[start of SUPPLIED MATERIAL]
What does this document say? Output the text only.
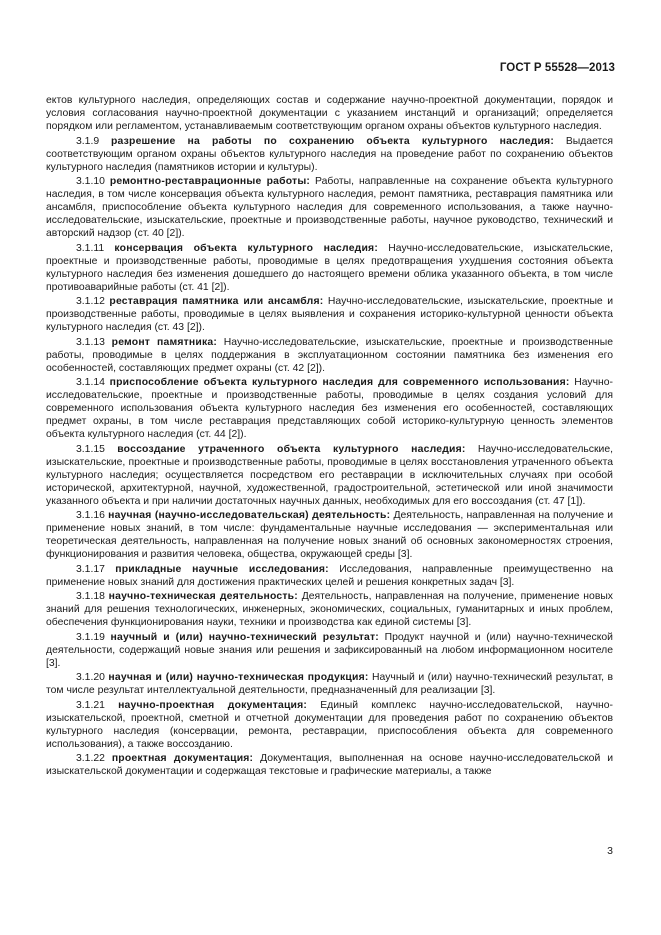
ГОСТ Р 55528—2013

ектов культурного наследия, определяющих состав и содержание научно-проектной документации, порядок и условия согласования научно-проектной документации с указанием инстанций и организаций; определяется порядком или регламентом, устанавливаемым соответствующим органом охраны объектов культурного наследия.

3.1.9 разрешение на работы по сохранению объекта культурного наследия: Выдается соответствующим органом охраны объектов культурного наследия на проведение работ по сохранению объектов культурного наследия (памятников истории и культуры).

3.1.10 ремонтно-реставрационные работы: Работы, направленные на сохранение объекта культурного наследия, в том числе консервация объекта культурного наследия, ремонт памятника, реставрация памятника или ансамбля, приспособление объекта культурного наследия для современного использования, а также научно-исследовательские, изыскательские, проектные и производственные работы, научное руководство, технический и авторский надзор (ст. 40 [2]).

3.1.11 консервация объекта культурного наследия: Научно-исследовательские, изыскательские, проектные и производственные работы, проводимые в целях предотвращения ухудшения состояния объекта культурного наследия без изменения дошедшего до настоящего времени облика указанного объекта, в том числе противоаварийные работы (ст. 41 [2]).

3.1.12 реставрация памятника или ансамбля: Научно-исследовательские, изыскательские, проектные и производственные работы, проводимые в целях выявления и сохранения историко-культурной ценности объекта культурного наследия (ст. 43 [2]).

3.1.13 ремонт памятника: Научно-исследовательские, изыскательские, проектные и производственные работы, проводимые в целях поддержания в эксплуатационном состоянии памятника без изменения его особенностей, составляющих предмет охраны (ст. 42 [2]).

3.1.14 приспособление объекта культурного наследия для современного использования: Научно-исследовательские, проектные и производственные работы, проводимые в целях создания условий для современного использования объекта культурного наследия без изменения его особенностей, составляющих предмет охраны, в том числе реставрация представляющих собой историко-культурную ценность элементов объекта культурного наследия (ст. 44 [2]).

3.1.15 воссоздание утраченного объекта культурного наследия: Научно-исследовательские, изыскательские, проектные и производственные работы, проводимые в целях восстановления утраченного объекта культурного наследия; осуществляется посредством его реставрации в исключительных случаях при особой исторической, архитектурной, научной, художественной, градостроительной, эстетической или иной значимости указанного объекта и при наличии достаточных научных данных, необходимых для его воссоздания (ст. 47 [1]).

3.1.16 научная (научно-исследовательская) деятельность: Деятельность, направленная на получение и применение новых знаний, в том числе: фундаментальные научные исследования — экспериментальная или теоретическая деятельность, направленная на получение новых знаний об основных закономерностях строения, функционирования и развития человека, общества, окружающей среды [3].

3.1.17 прикладные научные исследования: Исследования, направленные преимущественно на применение новых знаний для достижения практических целей и решения конкретных задач [3].

3.1.18 научно-техническая деятельность: Деятельность, направленная на получение, применение новых знаний для решения технологических, инженерных, экономических, социальных, гуманитарных и иных проблем, обеспечения функционирования науки, техники и производства как единой системы [3].

3.1.19 научный и (или) научно-технический результат: Продукт научной и (или) научно-технической деятельности, содержащий новые знания или решения и зафиксированный на любом информационном носителе [3].

3.1.20 научная и (или) научно-техническая продукция: Научный и (или) научно-технический результат, в том числе результат интеллектуальной деятельности, предназначенный для реализации [3].

3.1.21 научно-проектная документация: Единый комплекс научно-исследовательской, научно-изыскательской, проектной, сметной и отчетной документации для проведения работ по сохранению объектов культурного наследия (консервации, ремонта, реставрации, приспособления объекта для современного использования), а также воссозданию.

3.1.22 проектная документация: Документация, выполненная на основе научно-исследовательской и изыскательской документации и содержащая текстовые и графические материалы, а также

3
[end of SUPPLIED MATERIAL]
[EXERCISE DETAILS]:
Reproduce every line of the listing above in which the string "применение" appears.

[TASK ANSWER]:
3.1.16 научная (научно-исследовательская) деятельность: Деятельность, направленная на получение и применение новых знаний, в том числе: фундаментальные научные исследования — экспериментальная или теоретическая деятельность, направленная на получение новых знаний об основных закономерностях строения, функционирования и развития человека, общества, окружающей среды [3].
3.1.17 прикладные научные исследования: Исследования, направленные преимущественно на применение новых знаний для достижения практических целей и решения конкретных задач [3].
3.1.18 научно-техническая деятельность: Деятельность, направленная на получение, применение новых знаний для решения технологических, инженерных, экономических, социальных, гуманитарных и иных проблем, обеспечения функционирования науки, техники и производства как единой системы [3].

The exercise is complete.